Records contained in a dataset
* * * *

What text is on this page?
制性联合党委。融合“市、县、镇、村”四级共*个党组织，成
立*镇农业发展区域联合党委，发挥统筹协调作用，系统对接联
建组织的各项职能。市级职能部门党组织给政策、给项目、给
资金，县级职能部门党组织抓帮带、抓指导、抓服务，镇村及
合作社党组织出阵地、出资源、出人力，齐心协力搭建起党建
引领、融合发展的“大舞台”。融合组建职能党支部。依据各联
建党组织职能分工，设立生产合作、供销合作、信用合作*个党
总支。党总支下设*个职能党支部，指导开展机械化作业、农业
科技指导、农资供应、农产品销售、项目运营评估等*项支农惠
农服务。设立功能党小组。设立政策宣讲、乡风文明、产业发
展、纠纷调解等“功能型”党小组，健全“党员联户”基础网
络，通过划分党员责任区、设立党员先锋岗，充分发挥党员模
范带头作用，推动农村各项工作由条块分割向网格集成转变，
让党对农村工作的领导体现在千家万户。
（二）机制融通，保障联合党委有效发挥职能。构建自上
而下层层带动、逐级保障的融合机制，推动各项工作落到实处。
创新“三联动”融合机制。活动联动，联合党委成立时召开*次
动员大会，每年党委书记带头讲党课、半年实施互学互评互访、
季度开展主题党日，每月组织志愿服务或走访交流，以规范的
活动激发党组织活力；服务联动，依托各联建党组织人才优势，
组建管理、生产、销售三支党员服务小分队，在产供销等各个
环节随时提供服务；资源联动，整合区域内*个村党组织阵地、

* * * *

> Exercise details: Quote each line above in full, word for word.

> Written solution:
What text is on this page?
制性联合党委。融合“市、县、镇、村”四级共*个党组织，成
立*镇农业发展区域联合党委，发挥统筹协调作用，系统对接联
建组织的各项职能。市级职能部门党组织给政策、给项目、给
资金，县级职能部门党组织抓帮带、抓指导、抓服务，镇村及
合作社党组织出阵地、出资源、出人力，齐心协力搭建起党建
引领、融合发展的“大舞台”。融合组建职能党支部。依据各联
建党组织职能分工，设立生产合作、供销合作、信用合作*个党
总支。党总支下设*个职能党支部，指导开展机械化作业、农业
科技指导、农资供应、农产品销售、项目运营评估等*项支农惠
农服务。设立功能党小组。设立政策宣讲、乡风文明、产业发
展、纠纷调解等“功能型”党小组，健全“党员联户”基础网
络，通过划分党员责任区、设立党员先锋岗，充分发挥党员模
范带头作用，推动农村各项工作由条块分割向网格集成转变，
让党对农村工作的领导体现在千家万户。
（二）机制融通，保障联合党委有效发挥职能。构建自上
而下层层带动、逐级保障的融合机制，推动各项工作落到实处。
创新“三联动”融合机制。活动联动，联合党委成立时召开*次
动员大会，每年党委书记带头讲党课、半年实施互学互评互访、
季度开展主题党日，每月组织志愿服务或走访交流，以规范的
活动激发党组织活力；服务联动，依托各联建党组织人才优势，
组建管理、生产、销售三支党员服务小分队，在产供销等各个
环节随时提供服务；资源联动，整合区域内*个村党组织阵地、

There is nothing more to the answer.